Brief: Can you output the material exactly as written, minus any pictures it holds?

Stored records:

§

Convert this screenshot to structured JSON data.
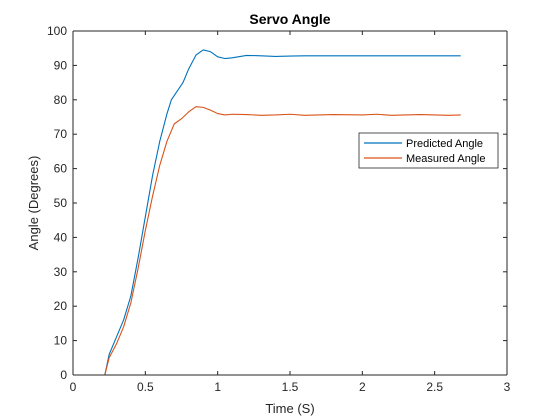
{
  "chart_data": {
    "type": "line",
    "title": "Servo Angle",
    "xlabel": "Time (S)",
    "ylabel": "Angle (Degrees)",
    "xlim": [
      0,
      3
    ],
    "ylim": [
      0,
      100
    ],
    "xticks": [
      0,
      0.5,
      1,
      1.5,
      2,
      2.5,
      3
    ],
    "xtick_labels": [
      "0",
      "0.5",
      "1",
      "1.5",
      "2",
      "2.5",
      "3"
    ],
    "yticks": [
      0,
      10,
      20,
      30,
      40,
      50,
      60,
      70,
      80,
      90,
      100
    ],
    "ytick_labels": [
      "0",
      "10",
      "20",
      "30",
      "40",
      "50",
      "60",
      "70",
      "80",
      "90",
      "100"
    ],
    "grid": false,
    "legend_position": "right",
    "series": [
      {
        "name": "Predicted Angle",
        "color": "#0072BD",
        "points": [
          [
            0,
            0
          ],
          [
            0.22,
            0
          ],
          [
            0.25,
            6
          ],
          [
            0.3,
            11
          ],
          [
            0.35,
            16
          ],
          [
            0.4,
            23
          ],
          [
            0.45,
            34
          ],
          [
            0.5,
            46
          ],
          [
            0.55,
            58
          ],
          [
            0.6,
            68
          ],
          [
            0.65,
            76
          ],
          [
            0.68,
            80
          ],
          [
            0.72,
            82.5
          ],
          [
            0.76,
            85
          ],
          [
            0.8,
            89
          ],
          [
            0.85,
            93
          ],
          [
            0.9,
            94.5
          ],
          [
            0.95,
            94
          ],
          [
            1.0,
            92.5
          ],
          [
            1.05,
            92
          ],
          [
            1.1,
            92.2
          ],
          [
            1.2,
            92.9
          ],
          [
            1.3,
            92.8
          ],
          [
            1.4,
            92.6
          ],
          [
            1.5,
            92.7
          ],
          [
            1.6,
            92.8
          ],
          [
            1.8,
            92.8
          ],
          [
            2.0,
            92.8
          ],
          [
            2.2,
            92.8
          ],
          [
            2.4,
            92.8
          ],
          [
            2.6,
            92.8
          ],
          [
            2.68,
            92.8
          ]
        ]
      },
      {
        "name": "Measured Angle",
        "color": "#D95319",
        "points": [
          [
            0,
            0
          ],
          [
            0.22,
            0
          ],
          [
            0.25,
            5
          ],
          [
            0.3,
            9
          ],
          [
            0.35,
            14
          ],
          [
            0.4,
            21
          ],
          [
            0.45,
            31
          ],
          [
            0.5,
            42
          ],
          [
            0.55,
            52
          ],
          [
            0.6,
            61
          ],
          [
            0.65,
            68
          ],
          [
            0.7,
            73
          ],
          [
            0.75,
            74.5
          ],
          [
            0.8,
            76.5
          ],
          [
            0.85,
            78
          ],
          [
            0.9,
            77.8
          ],
          [
            0.95,
            77
          ],
          [
            1.0,
            76
          ],
          [
            1.05,
            75.6
          ],
          [
            1.1,
            75.8
          ],
          [
            1.2,
            75.7
          ],
          [
            1.3,
            75.5
          ],
          [
            1.4,
            75.6
          ],
          [
            1.5,
            75.8
          ],
          [
            1.6,
            75.5
          ],
          [
            1.8,
            75.7
          ],
          [
            2.0,
            75.6
          ],
          [
            2.1,
            75.8
          ],
          [
            2.2,
            75.5
          ],
          [
            2.4,
            75.7
          ],
          [
            2.5,
            75.6
          ],
          [
            2.6,
            75.5
          ],
          [
            2.68,
            75.6
          ]
        ]
      }
    ]
  }
}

§

Response to the exercise:
Convert this screenshot to structured JSON data.
{
  "chart_data": {
    "type": "line",
    "title": "Servo Angle",
    "xlabel": "Time (S)",
    "ylabel": "Angle (Degrees)",
    "xlim": [
      0,
      3
    ],
    "ylim": [
      0,
      100
    ],
    "xticks": [
      0,
      0.5,
      1,
      1.5,
      2,
      2.5,
      3
    ],
    "xtick_labels": [
      "0",
      "0.5",
      "1",
      "1.5",
      "2",
      "2.5",
      "3"
    ],
    "yticks": [
      0,
      10,
      20,
      30,
      40,
      50,
      60,
      70,
      80,
      90,
      100
    ],
    "ytick_labels": [
      "0",
      "10",
      "20",
      "30",
      "40",
      "50",
      "60",
      "70",
      "80",
      "90",
      "100"
    ],
    "grid": false,
    "legend_position": "right",
    "series": [
      {
        "name": "Predicted Angle",
        "color": "#0072BD",
        "points": [
          [
            0,
            0
          ],
          [
            0.22,
            0
          ],
          [
            0.25,
            6
          ],
          [
            0.3,
            11
          ],
          [
            0.35,
            16
          ],
          [
            0.4,
            23
          ],
          [
            0.45,
            34
          ],
          [
            0.5,
            46
          ],
          [
            0.55,
            58
          ],
          [
            0.6,
            68
          ],
          [
            0.65,
            76
          ],
          [
            0.68,
            80
          ],
          [
            0.72,
            82.5
          ],
          [
            0.76,
            85
          ],
          [
            0.8,
            89
          ],
          [
            0.85,
            93
          ],
          [
            0.9,
            94.5
          ],
          [
            0.95,
            94
          ],
          [
            1.0,
            92.5
          ],
          [
            1.05,
            92
          ],
          [
            1.1,
            92.2
          ],
          [
            1.2,
            92.9
          ],
          [
            1.3,
            92.8
          ],
          [
            1.4,
            92.6
          ],
          [
            1.5,
            92.7
          ],
          [
            1.6,
            92.8
          ],
          [
            1.8,
            92.8
          ],
          [
            2.0,
            92.8
          ],
          [
            2.2,
            92.8
          ],
          [
            2.4,
            92.8
          ],
          [
            2.6,
            92.8
          ],
          [
            2.68,
            92.8
          ]
        ]
      },
      {
        "name": "Measured Angle",
        "color": "#D95319",
        "points": [
          [
            0,
            0
          ],
          [
            0.22,
            0
          ],
          [
            0.25,
            5
          ],
          [
            0.3,
            9
          ],
          [
            0.35,
            14
          ],
          [
            0.4,
            21
          ],
          [
            0.45,
            31
          ],
          [
            0.5,
            42
          ],
          [
            0.55,
            52
          ],
          [
            0.6,
            61
          ],
          [
            0.65,
            68
          ],
          [
            0.7,
            73
          ],
          [
            0.75,
            74.5
          ],
          [
            0.8,
            76.5
          ],
          [
            0.85,
            78
          ],
          [
            0.9,
            77.8
          ],
          [
            0.95,
            77
          ],
          [
            1.0,
            76
          ],
          [
            1.05,
            75.6
          ],
          [
            1.1,
            75.8
          ],
          [
            1.2,
            75.7
          ],
          [
            1.3,
            75.5
          ],
          [
            1.4,
            75.6
          ],
          [
            1.5,
            75.8
          ],
          [
            1.6,
            75.5
          ],
          [
            1.8,
            75.7
          ],
          [
            2.0,
            75.6
          ],
          [
            2.1,
            75.8
          ],
          [
            2.2,
            75.5
          ],
          [
            2.4,
            75.7
          ],
          [
            2.5,
            75.6
          ],
          [
            2.6,
            75.5
          ],
          [
            2.68,
            75.6
          ]
        ]
      }
    ]
  }
}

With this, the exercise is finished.